[Some records]
>> START

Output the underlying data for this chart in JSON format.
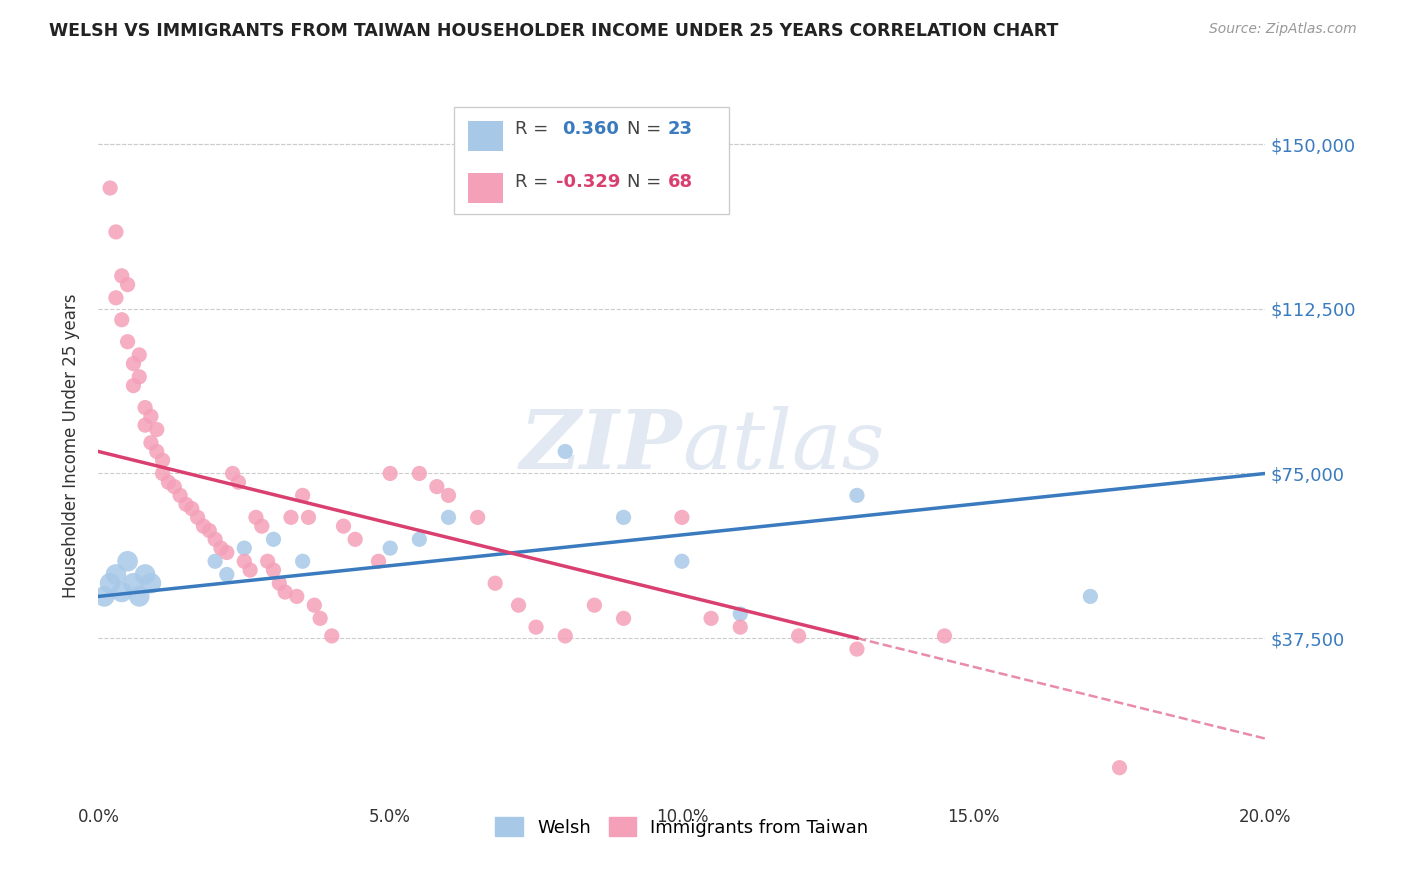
{
  "title": "WELSH VS IMMIGRANTS FROM TAIWAN HOUSEHOLDER INCOME UNDER 25 YEARS CORRELATION CHART",
  "source": "Source: ZipAtlas.com",
  "ylabel": "Householder Income Under 25 years",
  "x_min": 0.0,
  "x_max": 0.2,
  "y_min": 0,
  "y_max": 162500,
  "ytick_labels": [
    "$150,000",
    "$112,500",
    "$75,000",
    "$37,500"
  ],
  "ytick_values": [
    150000,
    112500,
    75000,
    37500
  ],
  "xtick_labels": [
    "0.0%",
    "5.0%",
    "10.0%",
    "15.0%",
    "20.0%"
  ],
  "xtick_values": [
    0.0,
    0.05,
    0.1,
    0.15,
    0.2
  ],
  "welsh_color": "#a8c8e8",
  "taiwan_color": "#f4a0b8",
  "welsh_line_color": "#3a7bbf",
  "taiwan_line_color": "#d94070",
  "welsh_R": 0.36,
  "welsh_N": 23,
  "taiwan_R": -0.329,
  "taiwan_N": 68,
  "legend_label_welsh": "Welsh",
  "legend_label_taiwan": "Immigrants from Taiwan",
  "background_color": "#ffffff",
  "watermark_zip": "ZIP",
  "watermark_atlas": "atlas",
  "welsh_scatter_x": [
    0.001,
    0.002,
    0.003,
    0.004,
    0.005,
    0.006,
    0.007,
    0.008,
    0.009,
    0.02,
    0.022,
    0.025,
    0.03,
    0.035,
    0.05,
    0.055,
    0.06,
    0.08,
    0.09,
    0.1,
    0.11,
    0.13,
    0.17
  ],
  "welsh_scatter_y": [
    47000,
    50000,
    52000,
    48000,
    55000,
    50000,
    47000,
    52000,
    50000,
    55000,
    52000,
    58000,
    60000,
    55000,
    58000,
    60000,
    65000,
    80000,
    65000,
    55000,
    43000,
    70000,
    47000
  ],
  "welsh_scatter_size_large": [
    0,
    1,
    2,
    3,
    4,
    5,
    6,
    7,
    8
  ],
  "taiwan_scatter_x": [
    0.002,
    0.003,
    0.003,
    0.004,
    0.004,
    0.005,
    0.005,
    0.006,
    0.006,
    0.007,
    0.007,
    0.008,
    0.008,
    0.009,
    0.009,
    0.01,
    0.01,
    0.011,
    0.011,
    0.012,
    0.013,
    0.014,
    0.015,
    0.016,
    0.017,
    0.018,
    0.019,
    0.02,
    0.021,
    0.022,
    0.023,
    0.024,
    0.025,
    0.026,
    0.027,
    0.028,
    0.029,
    0.03,
    0.031,
    0.032,
    0.033,
    0.034,
    0.035,
    0.036,
    0.037,
    0.038,
    0.04,
    0.042,
    0.044,
    0.048,
    0.05,
    0.055,
    0.058,
    0.06,
    0.065,
    0.068,
    0.072,
    0.075,
    0.08,
    0.085,
    0.09,
    0.1,
    0.105,
    0.11,
    0.12,
    0.13,
    0.145,
    0.175
  ],
  "taiwan_scatter_y": [
    140000,
    130000,
    115000,
    120000,
    110000,
    118000,
    105000,
    100000,
    95000,
    102000,
    97000,
    90000,
    86000,
    88000,
    82000,
    85000,
    80000,
    78000,
    75000,
    73000,
    72000,
    70000,
    68000,
    67000,
    65000,
    63000,
    62000,
    60000,
    58000,
    57000,
    75000,
    73000,
    55000,
    53000,
    65000,
    63000,
    55000,
    53000,
    50000,
    48000,
    65000,
    47000,
    70000,
    65000,
    45000,
    42000,
    38000,
    63000,
    60000,
    55000,
    75000,
    75000,
    72000,
    70000,
    65000,
    50000,
    45000,
    40000,
    38000,
    45000,
    42000,
    65000,
    42000,
    40000,
    38000,
    35000,
    38000,
    8000
  ],
  "taiwan_line_solid_end": 0.13,
  "welsh_line_start_x": 0.0,
  "welsh_line_end_x": 0.2
}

>> END

> **WHAT IS NEEDED**
Leave out the pictures and restate everything else word for word.

> **WRITTEN RESPONSE**
Output the underlying data for this chart in JSON format.
{
  "title": "WELSH VS IMMIGRANTS FROM TAIWAN HOUSEHOLDER INCOME UNDER 25 YEARS CORRELATION CHART",
  "source": "Source: ZipAtlas.com",
  "ylabel": "Householder Income Under 25 years",
  "x_min": 0.0,
  "x_max": 0.2,
  "y_min": 0,
  "y_max": 162500,
  "ytick_labels": [
    "$150,000",
    "$112,500",
    "$75,000",
    "$37,500"
  ],
  "ytick_values": [
    150000,
    112500,
    75000,
    37500
  ],
  "xtick_labels": [
    "0.0%",
    "5.0%",
    "10.0%",
    "15.0%",
    "20.0%"
  ],
  "xtick_values": [
    0.0,
    0.05,
    0.1,
    0.15,
    0.2
  ],
  "welsh_color": "#a8c8e8",
  "taiwan_color": "#f4a0b8",
  "welsh_line_color": "#3a7bbf",
  "taiwan_line_color": "#d94070",
  "welsh_R": 0.36,
  "welsh_N": 23,
  "taiwan_R": -0.329,
  "taiwan_N": 68,
  "legend_label_welsh": "Welsh",
  "legend_label_taiwan": "Immigrants from Taiwan",
  "background_color": "#ffffff",
  "watermark_zip": "ZIP",
  "watermark_atlas": "atlas",
  "welsh_scatter_x": [
    0.001,
    0.002,
    0.003,
    0.004,
    0.005,
    0.006,
    0.007,
    0.008,
    0.009,
    0.02,
    0.022,
    0.025,
    0.03,
    0.035,
    0.05,
    0.055,
    0.06,
    0.08,
    0.09,
    0.1,
    0.11,
    0.13,
    0.17
  ],
  "welsh_scatter_y": [
    47000,
    50000,
    52000,
    48000,
    55000,
    50000,
    47000,
    52000,
    50000,
    55000,
    52000,
    58000,
    60000,
    55000,
    58000,
    60000,
    65000,
    80000,
    65000,
    55000,
    43000,
    70000,
    47000
  ],
  "welsh_scatter_size_large": [
    0,
    1,
    2,
    3,
    4,
    5,
    6,
    7,
    8
  ],
  "taiwan_scatter_x": [
    0.002,
    0.003,
    0.003,
    0.004,
    0.004,
    0.005,
    0.005,
    0.006,
    0.006,
    0.007,
    0.007,
    0.008,
    0.008,
    0.009,
    0.009,
    0.01,
    0.01,
    0.011,
    0.011,
    0.012,
    0.013,
    0.014,
    0.015,
    0.016,
    0.017,
    0.018,
    0.019,
    0.02,
    0.021,
    0.022,
    0.023,
    0.024,
    0.025,
    0.026,
    0.027,
    0.028,
    0.029,
    0.03,
    0.031,
    0.032,
    0.033,
    0.034,
    0.035,
    0.036,
    0.037,
    0.038,
    0.04,
    0.042,
    0.044,
    0.048,
    0.05,
    0.055,
    0.058,
    0.06,
    0.065,
    0.068,
    0.072,
    0.075,
    0.08,
    0.085,
    0.09,
    0.1,
    0.105,
    0.11,
    0.12,
    0.13,
    0.145,
    0.175
  ],
  "taiwan_scatter_y": [
    140000,
    130000,
    115000,
    120000,
    110000,
    118000,
    105000,
    100000,
    95000,
    102000,
    97000,
    90000,
    86000,
    88000,
    82000,
    85000,
    80000,
    78000,
    75000,
    73000,
    72000,
    70000,
    68000,
    67000,
    65000,
    63000,
    62000,
    60000,
    58000,
    57000,
    75000,
    73000,
    55000,
    53000,
    65000,
    63000,
    55000,
    53000,
    50000,
    48000,
    65000,
    47000,
    70000,
    65000,
    45000,
    42000,
    38000,
    63000,
    60000,
    55000,
    75000,
    75000,
    72000,
    70000,
    65000,
    50000,
    45000,
    40000,
    38000,
    45000,
    42000,
    65000,
    42000,
    40000,
    38000,
    35000,
    38000,
    8000
  ],
  "taiwan_line_solid_end": 0.13,
  "welsh_line_start_x": 0.0,
  "welsh_line_end_x": 0.2
}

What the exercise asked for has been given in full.